The exercise: Extract the lines from the start of the records through the line containing "x-tick-label: 250 xyxy=(325,463,352,483)", including that line, and repeat them unchanged.

** BEGIN The records **

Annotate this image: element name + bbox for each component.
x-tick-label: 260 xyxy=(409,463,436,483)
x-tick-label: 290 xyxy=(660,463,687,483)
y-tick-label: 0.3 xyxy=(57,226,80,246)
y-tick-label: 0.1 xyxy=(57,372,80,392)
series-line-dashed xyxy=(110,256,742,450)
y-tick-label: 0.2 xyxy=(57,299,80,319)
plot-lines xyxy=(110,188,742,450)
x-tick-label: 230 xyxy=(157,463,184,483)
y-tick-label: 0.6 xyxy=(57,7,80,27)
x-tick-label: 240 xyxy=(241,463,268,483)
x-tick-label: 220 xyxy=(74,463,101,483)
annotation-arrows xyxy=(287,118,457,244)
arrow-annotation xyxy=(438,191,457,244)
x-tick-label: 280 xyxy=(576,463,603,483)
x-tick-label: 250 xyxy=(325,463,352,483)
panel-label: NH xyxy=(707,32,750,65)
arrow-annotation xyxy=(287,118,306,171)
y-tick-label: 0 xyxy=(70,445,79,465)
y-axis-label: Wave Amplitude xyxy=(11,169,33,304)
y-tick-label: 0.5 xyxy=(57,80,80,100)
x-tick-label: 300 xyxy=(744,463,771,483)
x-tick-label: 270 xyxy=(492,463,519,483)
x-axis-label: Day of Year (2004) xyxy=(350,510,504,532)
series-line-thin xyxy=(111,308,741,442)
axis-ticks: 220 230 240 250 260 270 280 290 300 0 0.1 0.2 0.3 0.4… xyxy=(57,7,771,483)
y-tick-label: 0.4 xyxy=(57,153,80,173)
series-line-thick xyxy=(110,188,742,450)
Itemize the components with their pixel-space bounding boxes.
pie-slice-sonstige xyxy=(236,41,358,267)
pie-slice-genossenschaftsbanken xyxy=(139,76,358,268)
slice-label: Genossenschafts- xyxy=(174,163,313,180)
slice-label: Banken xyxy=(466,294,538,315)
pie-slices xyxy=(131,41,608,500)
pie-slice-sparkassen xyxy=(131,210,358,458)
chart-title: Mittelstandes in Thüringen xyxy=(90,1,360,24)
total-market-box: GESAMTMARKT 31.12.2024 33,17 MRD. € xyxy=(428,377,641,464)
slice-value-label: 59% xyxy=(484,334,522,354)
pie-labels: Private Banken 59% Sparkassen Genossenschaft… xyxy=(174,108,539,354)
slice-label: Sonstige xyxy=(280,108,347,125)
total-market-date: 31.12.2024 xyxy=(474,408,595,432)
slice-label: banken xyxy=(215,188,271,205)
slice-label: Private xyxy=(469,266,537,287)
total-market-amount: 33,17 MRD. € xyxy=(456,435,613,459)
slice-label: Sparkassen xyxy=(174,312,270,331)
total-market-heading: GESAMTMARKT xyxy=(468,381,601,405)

** END The records **

Output below:
Annotate this image: element name + bbox for each component.
x-tick-label: 260 xyxy=(409,463,436,483)
x-tick-label: 290 xyxy=(660,463,687,483)
y-tick-label: 0.3 xyxy=(57,226,80,246)
y-tick-label: 0.1 xyxy=(57,372,80,392)
series-line-dashed xyxy=(110,256,742,450)
y-tick-label: 0.2 xyxy=(57,299,80,319)
plot-lines xyxy=(110,188,742,450)
x-tick-label: 230 xyxy=(157,463,184,483)
y-tick-label: 0.6 xyxy=(57,7,80,27)
x-tick-label: 240 xyxy=(241,463,268,483)
x-tick-label: 220 xyxy=(74,463,101,483)
annotation-arrows xyxy=(287,118,457,244)
arrow-annotation xyxy=(438,191,457,244)
x-tick-label: 280 xyxy=(576,463,603,483)
x-tick-label: 250 xyxy=(325,463,352,483)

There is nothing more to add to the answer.